### Directions:
Reproduce the records below exactly as they appear, omitting any pictures they contain.

### Provided records:
** START **
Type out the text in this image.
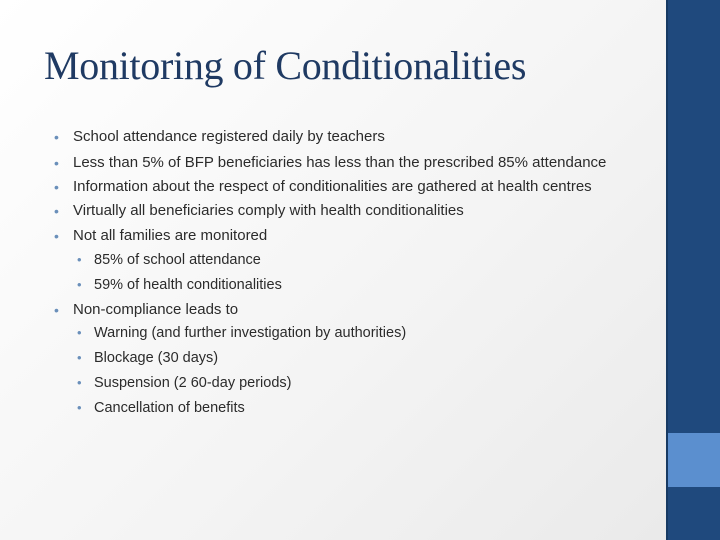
Monitoring of Conditionalities
• School attendance registered daily by teachers
• Less than 5% of BFP beneficiaries has less than the prescribed 85% attendance
• Information about the respect of conditionalities are gathered at health centres
• Virtually all beneficiaries comply with health conditionalities
• Not all families are monitored
• 85% of school attendance
• 59% of health conditionalities
• Non-compliance leads to
• Warning (and further investigation by authorities)
• Blockage (30 days)
• Suspension (2 60-day periods)
• Cancellation of benefits
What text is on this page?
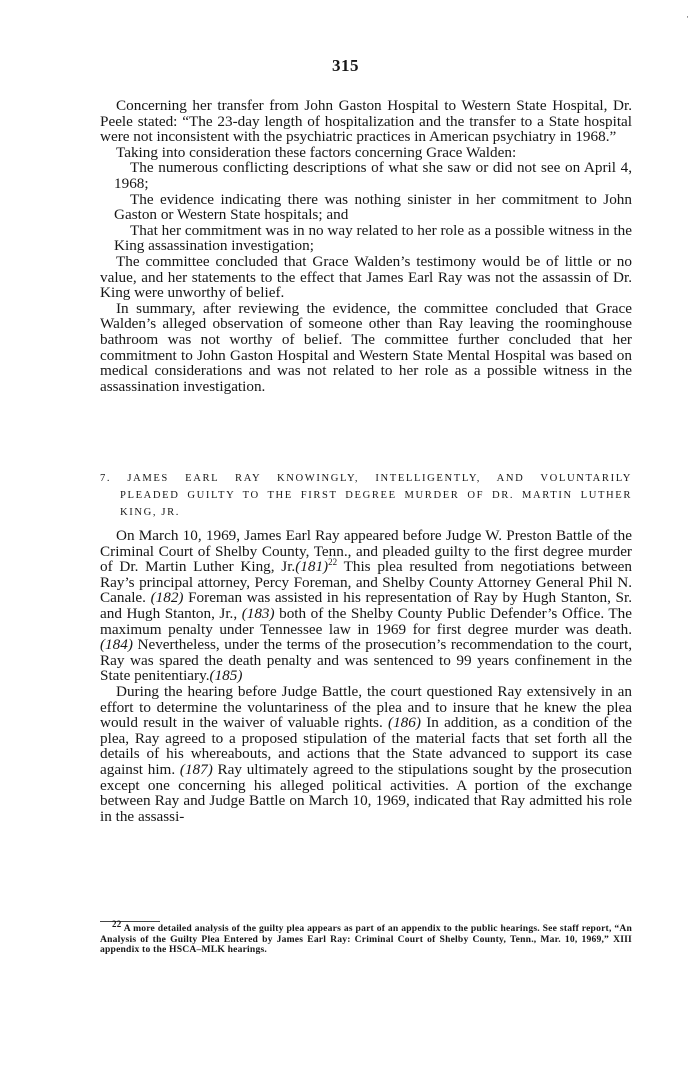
·
315

Concerning her transfer from John Gaston Hospital to Western State Hospital, Dr. Peele stated: “The 23-day length of hospitalization and the transfer to a State hospital were not inconsistent with the psychiatric practices in American psychiatry in 1968.”

Taking into consideration these factors concerning Grace Walden:

The numerous conflicting descriptions of what she saw or did not see on April 4, 1968;

The evidence indicating there was nothing sinister in her commitment to John Gaston or Western State hospitals; and

That her commitment was in no way related to her role as a possible witness in the King assassination investigation;

The committee concluded that Grace Walden’s testimony would be of little or no value, and her statements to the effect that James Earl Ray was not the assassin of Dr. King were unworthy of belief.

In summary, after reviewing the evidence, the committee concluded that Grace Walden’s alleged observation of someone other than Ray leaving the roominghouse bathroom was not worthy of belief. The committee further concluded that her commitment to John Gaston Hospital and Western State Mental Hospital was based on medical considerations and was not related to her role as a possible witness in the assassination investigation.

7. JAMES EARL RAY KNOWINGLY, INTELLIGENTLY, AND VOLUNTARILY
PLEADED GUILTY TO THE FIRST DEGREE MURDER OF DR. MARTIN LUTHER
KING, JR.

On March 10, 1969, James Earl Ray appeared before Judge W. Preston Battle of the Criminal Court of Shelby County, Tenn., and pleaded guilty to the first degree murder of Dr. Martin Luther King, $Jr.(181)^{22}$ This plea resulted from negotiations between Ray’s principal attorney, Percy Foreman, and Shelby County Attorney General Phil N. Canale. (182) Foreman was assisted in his representation of Ray by Hugh Stanton, Sr. and Hugh Stanton, Jr., (183) both of the Shelby County Public Defender’s Office. The maximum penalty under Tennessee law in 1969 for first degree murder was death. (184) Nevertheless, under the terms of the prosecution’s recommendation to the court, Ray was spared the death penalty and was sentenced to 99 years confinement in the State penitentiary.(185)

During the hearing before Judge Battle, the court questioned Ray extensively in an effort to determine the voluntariness of the plea and to insure that he knew the plea would result in the waiver of valuable rights. (186) In addition, as a condition of the plea, Ray agreed to a proposed stipulation of the material facts that set forth all the details of his whereabouts, and actions that the State advanced to support its case against him. (187) Ray ultimately agreed to the stipulations sought by the prosecution except one concerning his alleged political activities. A portion of the exchange between Ray and Judge Battle on March 10, 1969, indicated that Ray admitted his role in the assassi-

$^{22}$ A more detailed analysis of the guilty plea appears as part of an appendix to the public hearings. See staff report, “An Analysis of the Guilty Plea Entered by James Earl Ray: Criminal Court of Shelby County, Tenn., Mar. 10, 1969,” XIII appendix to the HSCA–MLK hearings.
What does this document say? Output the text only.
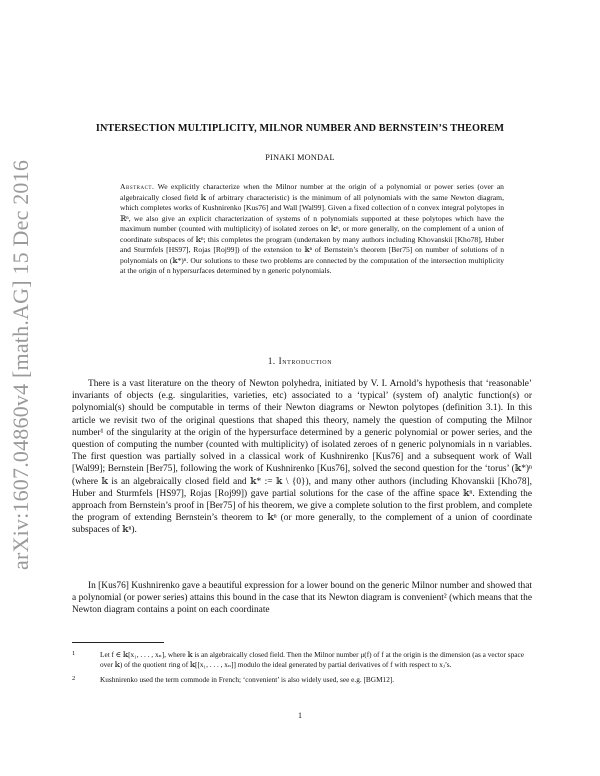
arXiv:1607.04860v4 [math.AG] 15 Dec 2016
INTERSECTION MULTIPLICITY, MILNOR NUMBER AND BERNSTEIN’S THEOREM
PINAKI MONDAL
Abstract. We explicitly characterize when the Milnor number at the origin of a polynomial or power series (over an algebraically closed field 𝕜 of arbitrary characteristic) is the minimum of all polynomials with the same Newton diagram, which completes works of Kushnirenko [Kus76] and Wall [Wal99]. Given a fixed collection of n convex integral polytopes in ℝⁿ, we also give an explicit characterization of systems of n polynomials supported at these polytopes which have the maximum number (counted with multiplicity) of isolated zeroes on 𝕜ⁿ, or more generally, on the complement of a union of coordinate subspaces of 𝕜ⁿ; this completes the program (undertaken by many authors including Khovanskii [Kho78], Huber and Sturmfels [HS97], Rojas [Roj99]) of the extension to 𝕜ⁿ of Bernstein’s theorem [Ber75] on number of solutions of n polynomials on (𝕜*)ⁿ. Our solutions to these two problems are connected by the computation of the intersection multiplicity at the origin of n hypersurfaces determined by n generic polynomials.
1. Introduction
There is a vast literature on the theory of Newton polyhedra, initiated by V. I. Arnold’s hypothesis that ‘reasonable’ invariants of objects (e.g. singularities, varieties, etc) associated to a ‘typical’ (system of) analytic function(s) or polynomial(s) should be computable in terms of their Newton diagrams or Newton polytopes (definition 3.1). In this article we revisit two of the original questions that shaped this theory, namely the question of computing the Milnor number¹ of the singularity at the origin of the hypersurface determined by a generic polynomial or power series, and the question of computing the number (counted with multiplicity) of isolated zeroes of n generic polynomials in n variables. The first question was partially solved in a classical work of Kushnirenko [Kus76] and a subsequent work of Wall [Wal99]; Bernstein [Ber75], following the work of Kushnirenko [Kus76], solved the second question for the ‘torus’ (𝕜*)ⁿ (where 𝕜 is an algebraically closed field and 𝕜* := 𝕜 \ {0}), and many other authors (including Khovanskii [Kho78], Huber and Sturmfels [HS97], Rojas [Roj99]) gave partial solutions for the case of the affine space 𝕜ⁿ. Extending the approach from Bernstein’s proof in [Ber75] of his theorem, we give a complete solution to the first problem, and complete the program of extending Bernstein’s theorem to 𝕜ⁿ (or more generally, to the complement of a union of coordinate subspaces of 𝕜ⁿ).
In [Kus76] Kushnirenko gave a beautiful expression for a lower bound on the generic Milnor number and showed that a polynomial (or power series) attains this bound in the case that its Newton diagram is convenient² (which means that the Newton diagram contains a point on each coordinate
1	Let f ∈ 𝕜[x₁, . . . , xₙ], where 𝕜 is an algebraically closed field. Then the Milnor number μ(f) of f at the origin is the dimension (as a vector space over 𝕜) of the quotient ring of 𝕜[[x₁, . . . , xₙ]] modulo the ideal generated by partial derivatives of f with respect to xⱼ’s.
2	Kushnirenko used the term commode in French; ‘convenient’ is also widely used, see e.g. [BGM12].
1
** END **
### Result of the exercise:
Type out the text in this image.
Monitoring of Conditionalities
• School attendance registered daily by teachers
• Less than 5% of BFP beneficiaries has less than the prescribed 85% attendance
• Information about the respect of conditionalities are gathered at health centres
• Virtually all beneficiaries comply with health conditionalities
• Not all families are monitored
• 85% of school attendance
• 59% of health conditionalities
• Non-compliance leads to
• Warning (and further investigation by authorities)
• Blockage (30 days)
• Suspension (2 60-day periods)
• Cancellation of benefits
What text is on this page?
·
315

Concerning her transfer from John Gaston Hospital to Western State Hospital, Dr. Peele stated: “The 23-day length of hospitalization and the transfer to a State hospital were not inconsistent with the psychiatric practices in American psychiatry in 1968.”

Taking into consideration these factors concerning Grace Walden:

The numerous conflicting descriptions of what she saw or did not see on April 4, 1968;

The evidence indicating there was nothing sinister in her commitment to John Gaston or Western State hospitals; and

That her commitment was in no way related to her role as a possible witness in the King assassination investigation;

The committee concluded that Grace Walden’s testimony would be of little or no value, and her statements to the effect that James Earl Ray was not the assassin of Dr. King were unworthy of belief.

In summary, after reviewing the evidence, the committee concluded that Grace Walden’s alleged observation of someone other than Ray leaving the roominghouse bathroom was not worthy of belief. The committee further concluded that her commitment to John Gaston Hospital and Western State Mental Hospital was based on medical considerations and was not related to her role as a possible witness in the assassination investigation.

7. JAMES EARL RAY KNOWINGLY, INTELLIGENTLY, AND VOLUNTARILY
PLEADED GUILTY TO THE FIRST DEGREE MURDER OF DR. MARTIN LUTHER
KING, JR.

On March 10, 1969, James Earl Ray appeared before Judge W. Preston Battle of the Criminal Court of Shelby County, Tenn., and pleaded guilty to the first degree murder of Dr. Martin Luther King, $Jr.(181)^{22}$ This plea resulted from negotiations between Ray’s principal attorney, Percy Foreman, and Shelby County Attorney General Phil N. Canale. (182) Foreman was assisted in his representation of Ray by Hugh Stanton, Sr. and Hugh Stanton, Jr., (183) both of the Shelby County Public Defender’s Office. The maximum penalty under Tennessee law in 1969 for first degree murder was death. (184) Nevertheless, under the terms of the prosecution’s recommendation to the court, Ray was spared the death penalty and was sentenced to 99 years confinement in the State penitentiary.(185)

During the hearing before Judge Battle, the court questioned Ray extensively in an effort to determine the voluntariness of the plea and to insure that he knew the plea would result in the waiver of valuable rights. (186) In addition, as a condition of the plea, Ray agreed to a proposed stipulation of the material facts that set forth all the details of his whereabouts, and actions that the State advanced to support its case against him. (187) Ray ultimately agreed to the stipulations sought by the prosecution except one concerning his alleged political activities. A portion of the exchange between Ray and Judge Battle on March 10, 1969, indicated that Ray admitted his role in the assassi-

$^{22}$ A more detailed analysis of the guilty plea appears as part of an appendix to the public hearings. See staff report, “An Analysis of the Guilty Plea Entered by James Earl Ray: Criminal Court of Shelby County, Tenn., Mar. 10, 1969,” XIII appendix to the HSCA–MLK hearings.
What does this document say? Output the text only.
arXiv:1607.04860v4 [math.AG] 15 Dec 2016
INTERSECTION MULTIPLICITY, MILNOR NUMBER AND BERNSTEIN’S THEOREM
PINAKI MONDAL
Abstract. We explicitly characterize when the Milnor number at the origin of a polynomial or power series (over an algebraically closed field 𝕜 of arbitrary characteristic) is the minimum of all polynomials with the same Newton diagram, which completes works of Kushnirenko [Kus76] and Wall [Wal99]. Given a fixed collection of n convex integral polytopes in ℝⁿ, we also give an explicit characterization of systems of n polynomials supported at these polytopes which have the maximum number (counted with multiplicity) of isolated zeroes on 𝕜ⁿ, or more generally, on the complement of a union of coordinate subspaces of 𝕜ⁿ; this completes the program (undertaken by many authors including Khovanskii [Kho78], Huber and Sturmfels [HS97], Rojas [Roj99]) of the extension to 𝕜ⁿ of Bernstein’s theorem [Ber75] on number of solutions of n polynomials on (𝕜*)ⁿ. Our solutions to these two problems are connected by the computation of the intersection multiplicity at the origin of n hypersurfaces determined by n generic polynomials.
1. Introduction
There is a vast literature on the theory of Newton polyhedra, initiated by V. I. Arnold’s hypothesis that ‘reasonable’ invariants of objects (e.g. singularities, varieties, etc) associated to a ‘typical’ (system of) analytic function(s) or polynomial(s) should be computable in terms of their Newton diagrams or Newton polytopes (definition 3.1). In this article we revisit two of the original questions that shaped this theory, namely the question of computing the Milnor number¹ of the singularity at the origin of the hypersurface determined by a generic polynomial or power series, and the question of computing the number (counted with multiplicity) of isolated zeroes of n generic polynomials in n variables. The first question was partially solved in a classical work of Kushnirenko [Kus76] and a subsequent work of Wall [Wal99]; Bernstein [Ber75], following the work of Kushnirenko [Kus76], solved the second question for the ‘torus’ (𝕜*)ⁿ (where 𝕜 is an algebraically closed field and 𝕜* := 𝕜 \ {0}), and many other authors (including Khovanskii [Kho78], Huber and Sturmfels [HS97], Rojas [Roj99]) gave partial solutions for the case of the affine space 𝕜ⁿ. Extending the approach from Bernstein’s proof in [Ber75] of his theorem, we give a complete solution to the first problem, and complete the program of extending Bernstein’s theorem to 𝕜ⁿ (or more generally, to the complement of a union of coordinate subspaces of 𝕜ⁿ).
In [Kus76] Kushnirenko gave a beautiful expression for a lower bound on the generic Milnor number and showed that a polynomial (or power series) attains this bound in the case that its Newton diagram is convenient² (which means that the Newton diagram contains a point on each coordinate
1	Let f ∈ 𝕜[x₁, . . . , xₙ], where 𝕜 is an algebraically closed field. Then the Milnor number μ(f) of f at the origin is the dimension (as a vector space over 𝕜) of the quotient ring of 𝕜[[x₁, . . . , xₙ]] modulo the ideal generated by partial derivatives of f with respect to xⱼ’s.
2	Kushnirenko used the term commode in French; ‘convenient’ is also widely used, see e.g. [BGM12].
1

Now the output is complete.